• [SHORT EXERCISE A] Retype the NamesCon forum thread from "NamesCon will be" to "in the past?".

• [READING TEXT]
# NamesCon - Jan 27-29, 2021 - Are you submitting domains?



## Esdiel (Jan 14, 2021)

*"NamesCon goes Online"*

NamesCon will be holding their second "NamesCon Online" event this Jan 27th-29th (2021). As the name suggests, the event will be held entirely online.

Despite using the .online extension to promote the event, they explicitly say they want to focus on .COMs where the appraised value is 5K+ (and they encourage using GD's free valuation tool for that).

Anybody out there thinking of submitting domains to the auction, or who have done so in the past?


----------



## rlm__ (Jan 14, 2021)

If you're trying to liquidate by selling to other domainers, then go for it, after all, that's the target audience of the conference.  If you're looking for an end-user sale, most likely not worth it unless your domain is domain-industry related. You can always set your reserve price though and as long as they accept it, then I guess you could give it a go. I'd also say that you'll probably find more .CA domainers right here though.


----------



## DomainRecap (Jan 14, 2021)

I might try a couple of 2-letter .CAs with no reserve. What can go wrong?


----------



## Nafti (Jan 14, 2021)

DomainRecap said:
			
		

> I might try a couple of 2-letter .CAs with no reserve. What can go wrong?

• [SHORT EXERCISE B] Rewrite the rows from the line with "endpoint-path: /_status/nodes —" to the line with "endpoint-row: Single node", changing "Simulated" to "Test" and keeping everything else the same. Give only those lines.

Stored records
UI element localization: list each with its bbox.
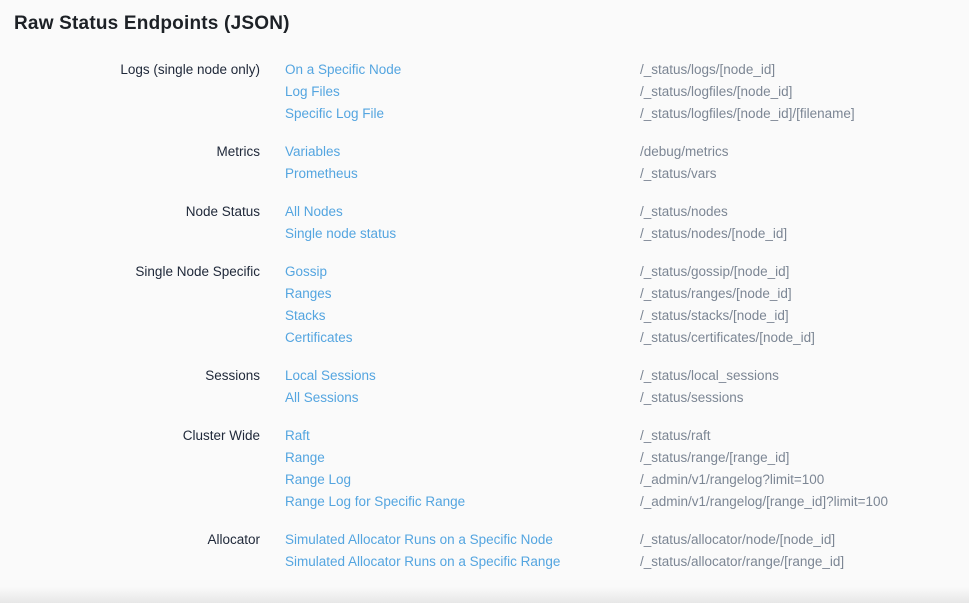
endpoint-path: /_status/nodes — [640, 201, 728, 223]
endpoint-row: All Sessions/_status/sessions — [285, 387, 969, 409]
endpoint-link[interactable]: Simulated Allocator Runs on a Specific N… — [285, 529, 640, 551]
endpoint-path: /_status/local_sessions — [640, 365, 779, 387]
endpoint-group: Metrics Variables/debug/metricsPrometheus… — [0, 141, 969, 185]
endpoint-link[interactable]: Simulated Allocator Runs on a Specific R… — [285, 551, 640, 573]
endpoint-path: /_status/allocator/range/[range_id] — [640, 551, 844, 573]
endpoint-row: Single node status/_status/nodes/[node_i… — [285, 223, 969, 245]
endpoint-path: /_status/allocator/node/[node_id] — [640, 529, 835, 551]
endpoint-group: Node Status All Nodes/_status/nodesSingle… — [0, 201, 969, 245]
endpoint-row: Prometheus/_status/vars — [285, 163, 969, 185]
endpoint-group: Logs (single node only) On a Specific Nod… — [0, 59, 969, 125]
endpoint-link[interactable]: Log Files — [285, 81, 640, 103]
endpoint-link[interactable]: Variables — [285, 141, 640, 163]
endpoint-path: /_status/ranges/[node_id] — [640, 283, 792, 305]
endpoint-row: Stacks/_status/stacks/[node_id] — [285, 305, 969, 327]
endpoint-rows: Raft/_status/raftRange/_status/range/[ra… — [285, 425, 969, 513]
endpoint-category-label: Metrics — [0, 141, 260, 185]
endpoint-link[interactable]: On a Specific Node — [285, 59, 640, 81]
endpoint-path: /_status/logs/[node_id] — [640, 59, 775, 81]
endpoint-row: Log Files/_status/logfiles/[node_id] — [285, 81, 969, 103]
endpoint-link[interactable]: All Sessions — [285, 387, 640, 409]
endpoint-row: All Nodes/_status/nodes — [285, 201, 969, 223]
endpoint-category-label: Node Status — [0, 201, 260, 245]
endpoint-rows: Local Sessions/_status/local_sessionsAll… — [285, 365, 969, 409]
endpoint-category-label: Single Node Specific — [0, 261, 260, 349]
endpoint-rows: All Nodes/_status/nodesSingle node statu… — [285, 201, 969, 245]
endpoint-row: Specific Log File/_status/logfiles/[node… — [285, 103, 969, 125]
endpoint-path: /_status/gossip/[node_id] — [640, 261, 789, 283]
page-title: Raw Status Endpoints (JSON) — [14, 13, 969, 35]
endpoint-link[interactable]: Ranges — [285, 283, 640, 305]
endpoint-groups: Logs (single node only) On a Specific Nod… — [0, 59, 969, 573]
endpoint-link[interactable]: Range Log for Specific Range — [285, 491, 640, 513]
endpoint-link[interactable]: Range Log — [285, 469, 640, 491]
endpoint-group: Cluster Wide Raft/_status/raftRange/_stat… — [0, 425, 969, 513]
endpoint-path: /_admin/v1/rangelog?limit=100 — [640, 469, 824, 491]
endpoint-path: /_status/sessions — [640, 387, 744, 409]
endpoint-path: /_status/logfiles/[node_id]/[filename] — [640, 103, 855, 125]
endpoint-category-label: Logs (single node only) — [0, 59, 260, 125]
endpoint-link[interactable]: Certificates — [285, 327, 640, 349]
endpoint-group: Single Node Specific Gossip/_status/gossi… — [0, 261, 969, 349]
endpoint-link[interactable]: Stacks — [285, 305, 640, 327]
endpoint-row: Local Sessions/_status/local_sessions — [285, 365, 969, 387]
endpoint-row: Certificates/_status/certificates/[node_… — [285, 327, 969, 349]
endpoint-row: Simulated Allocator Runs on a Specific N… — [285, 529, 969, 551]
endpoint-path: /_status/stacks/[node_id] — [640, 305, 789, 327]
endpoint-link[interactable]: Local Sessions — [285, 365, 640, 387]
raw-status-endpoints-page: Raw Status Endpoints (JSON) Logs (single… — [0, 0, 969, 573]
endpoint-group: Allocator Simulated Allocator Runs on a S… — [0, 529, 969, 573]
endpoint-rows: Variables/debug/metricsPrometheus/_statu… — [285, 141, 969, 185]
endpoint-path: /_admin/v1/rangelog/[range_id]?limit=100 — [640, 491, 888, 513]
endpoint-category-label: Allocator — [0, 529, 260, 573]
endpoint-row: Variables/debug/metrics — [285, 141, 969, 163]
endpoint-rows: On a Specific Node/_status/logs/[node_id… — [285, 59, 969, 125]
endpoint-link[interactable]: Raft — [285, 425, 640, 447]
endpoint-row: Gossip/_status/gossip/[node_id] — [285, 261, 969, 283]
endpoint-row: Range Log for Specific Range/_admin/v1/r… — [285, 491, 969, 513]
endpoint-path: /_status/range/[range_id] — [640, 447, 789, 469]
endpoint-row: Simulated Allocator Runs on a Specific R… — [285, 551, 969, 573]
endpoint-link[interactable]: All Nodes — [285, 201, 640, 223]
endpoint-category-label: Sessions — [0, 365, 260, 409]
endpoint-link[interactable]: Prometheus — [285, 163, 640, 185]
endpoint-row: Range Log/_admin/v1/rangelog?limit=100 — [285, 469, 969, 491]
endpoint-row: Range/_status/range/[range_id] — [285, 447, 969, 469]
endpoint-path: /debug/metrics — [640, 141, 729, 163]
endpoint-path: /_status/nodes/[node_id] — [640, 223, 787, 245]
endpoint-link[interactable]: Single node status — [285, 223, 640, 245]
endpoint-group: Sessions Local Sessions/_status/local_ses… — [0, 365, 969, 409]
endpoint-row: Ranges/_status/ranges/[node_id] — [285, 283, 969, 305]
endpoint-path: /_status/raft — [640, 425, 711, 447]
endpoint-row: On a Specific Node/_status/logs/[node_id… — [285, 59, 969, 81]
endpoint-link[interactable]: Gossip — [285, 261, 640, 283]
endpoint-path: /_status/certificates/[node_id] — [640, 327, 815, 349]
endpoint-path: /_status/vars — [640, 163, 717, 185]
endpoint-row: Raft/_status/raft — [285, 425, 969, 447]
endpoint-link[interactable]: Specific Log File — [285, 103, 640, 125]
bottom-page-edge — [0, 587, 969, 603]
endpoint-rows: Simulated Allocator Runs on a Specific N… — [285, 529, 969, 573]
endpoint-rows: Gossip/_status/gossip/[node_id]Ranges/_s… — [285, 261, 969, 349]
endpoint-path: /_status/logfiles/[node_id] — [640, 81, 792, 103]
endpoint-link[interactable]: Range — [285, 447, 640, 469]
endpoint-category-label: Cluster Wide — [0, 425, 260, 513]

• [TASK RESPONSE A]
NamesCon will be holding their second "NamesCon Online" event this Jan 27th-29th (2021). As the name suggests, the event will be held entirely online.

Despite using the .online extension to promote the event, they explicitly say they want to focus on .COMs where the appraised value is 5K+ (and they encourage using GD's free valuation tool for that).

Anybody out there thinking of submitting domains to the auction, or who have done so in the past?

• [TASK RESPONSE B]
endpoint-path: /_status/nodes — [640, 201, 728, 223]
endpoint-row: All Sessions/_status/sessions — [285, 387, 969, 409]
endpoint-link[interactable]: Test Allocator Runs on a Specific N… — [285, 529, 640, 551]
endpoint-path: /_status/local_sessions — [640, 365, 779, 387]
endpoint-group: Metrics Variables/debug/metricsPrometheus… — [0, 141, 969, 185]
endpoint-link[interactable]: Test Allocator Runs on a Specific R… — [285, 551, 640, 573]
endpoint-path: /_status/allocator/range/[range_id] — [640, 551, 844, 573]
endpoint-row: Single node status/_status/nodes/[node_i… — [285, 223, 969, 245]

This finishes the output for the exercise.